# [Work required]
Without the pictures, return all of the material exactly as written.

-- start of Available data --

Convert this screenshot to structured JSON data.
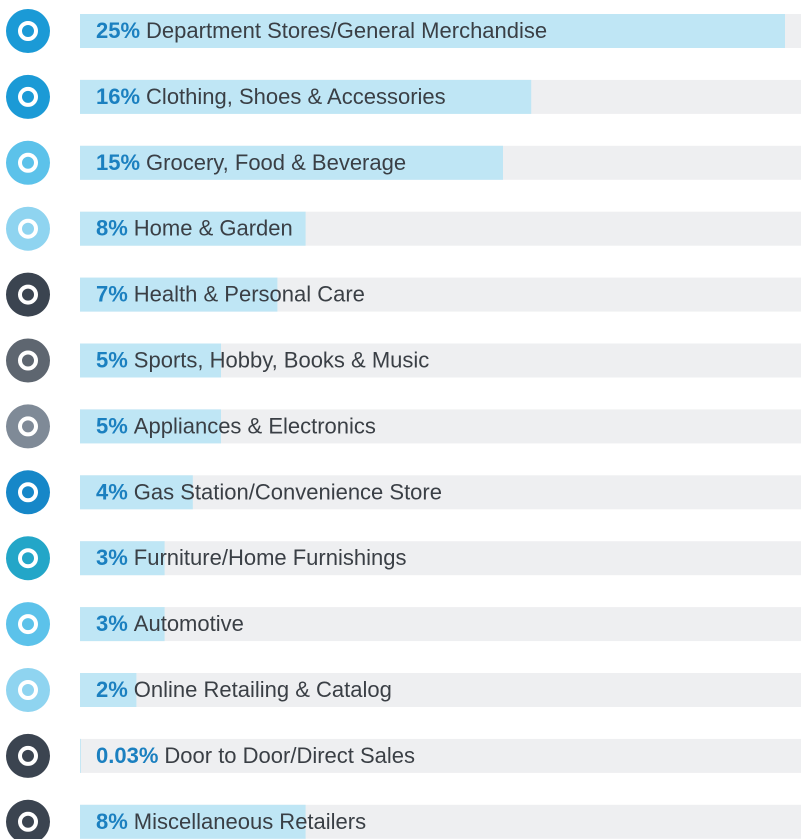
{
  "chart_data": {
    "type": "bar",
    "categories": [
      "Department Stores/General Merchandise",
      "Clothing, Shoes & Accessories",
      "Grocery, Food & Beverage",
      "Home & Garden",
      "Health & Personal Care",
      "Sports, Hobby, Books & Music",
      "Appliances & Electronics",
      "Gas Station/Convenience Store",
      "Furniture/Home Furnishings",
      "Automotive",
      "Online Retailing & Catalog",
      "Door to Door/Direct Sales",
      "Miscellaneous Retailers"
    ],
    "values": [
      25,
      16,
      15,
      8,
      7,
      5,
      5,
      4,
      3,
      3,
      2,
      0.03,
      8
    ],
    "value_labels": [
      "25%",
      "16%",
      "15%",
      "8%",
      "7%",
      "5%",
      "5%",
      "4%",
      "3%",
      "3%",
      "2%",
      "0.03%",
      "8%"
    ],
    "color": "#bfe6f5",
    "track_color": "#eeeff1",
    "xlim": [
      0,
      25
    ]
  }
}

-- end of Available data --

# [Response]
Convert this screenshot to structured JSON data.
{
  "chart_data": {
    "type": "bar",
    "categories": [
      "Department Stores/General Merchandise",
      "Clothing, Shoes & Accessories",
      "Grocery, Food & Beverage",
      "Home & Garden",
      "Health & Personal Care",
      "Sports, Hobby, Books & Music",
      "Appliances & Electronics",
      "Gas Station/Convenience Store",
      "Furniture/Home Furnishings",
      "Automotive",
      "Online Retailing & Catalog",
      "Door to Door/Direct Sales",
      "Miscellaneous Retailers"
    ],
    "values": [
      25,
      16,
      15,
      8,
      7,
      5,
      5,
      4,
      3,
      3,
      2,
      0.03,
      8
    ],
    "value_labels": [
      "25%",
      "16%",
      "15%",
      "8%",
      "7%",
      "5%",
      "5%",
      "4%",
      "3%",
      "3%",
      "2%",
      "0.03%",
      "8%"
    ],
    "color": "#bfe6f5",
    "track_color": "#eeeff1",
    "xlim": [
      0,
      25
    ]
  }
}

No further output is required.